*Stated goal*. Gather, from the data below, each line in which the word "title" occurs.

------ Dataset extract ------

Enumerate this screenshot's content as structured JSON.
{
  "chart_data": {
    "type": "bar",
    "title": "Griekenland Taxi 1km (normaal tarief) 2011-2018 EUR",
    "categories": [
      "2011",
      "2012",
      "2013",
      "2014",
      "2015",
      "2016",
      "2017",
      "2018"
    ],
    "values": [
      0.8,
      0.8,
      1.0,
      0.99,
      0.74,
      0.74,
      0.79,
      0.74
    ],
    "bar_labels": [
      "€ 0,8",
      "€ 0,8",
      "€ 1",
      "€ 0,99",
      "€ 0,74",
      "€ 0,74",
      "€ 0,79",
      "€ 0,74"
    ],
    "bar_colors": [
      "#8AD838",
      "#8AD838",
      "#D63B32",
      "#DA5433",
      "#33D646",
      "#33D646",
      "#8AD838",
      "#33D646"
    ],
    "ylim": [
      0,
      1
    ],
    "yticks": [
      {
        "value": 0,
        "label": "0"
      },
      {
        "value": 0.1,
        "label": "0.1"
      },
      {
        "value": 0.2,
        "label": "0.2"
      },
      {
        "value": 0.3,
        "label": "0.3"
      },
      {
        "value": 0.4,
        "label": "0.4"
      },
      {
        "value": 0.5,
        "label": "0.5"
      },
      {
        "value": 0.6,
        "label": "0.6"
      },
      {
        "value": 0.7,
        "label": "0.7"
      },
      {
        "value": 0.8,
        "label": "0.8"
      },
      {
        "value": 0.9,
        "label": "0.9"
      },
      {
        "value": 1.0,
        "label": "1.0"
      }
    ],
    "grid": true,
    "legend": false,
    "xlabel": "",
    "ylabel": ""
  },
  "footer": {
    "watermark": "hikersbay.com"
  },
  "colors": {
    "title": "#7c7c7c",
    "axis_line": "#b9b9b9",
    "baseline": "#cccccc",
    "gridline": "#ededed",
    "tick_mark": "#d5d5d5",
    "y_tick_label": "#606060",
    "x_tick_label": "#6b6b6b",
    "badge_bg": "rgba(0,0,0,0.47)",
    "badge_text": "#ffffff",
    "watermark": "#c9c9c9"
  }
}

------

*Solution to this task*.
    "title": "Griekenland Taxi 1km (normaal tarief) 2011-2018 EUR",
    "title": "#7c7c7c",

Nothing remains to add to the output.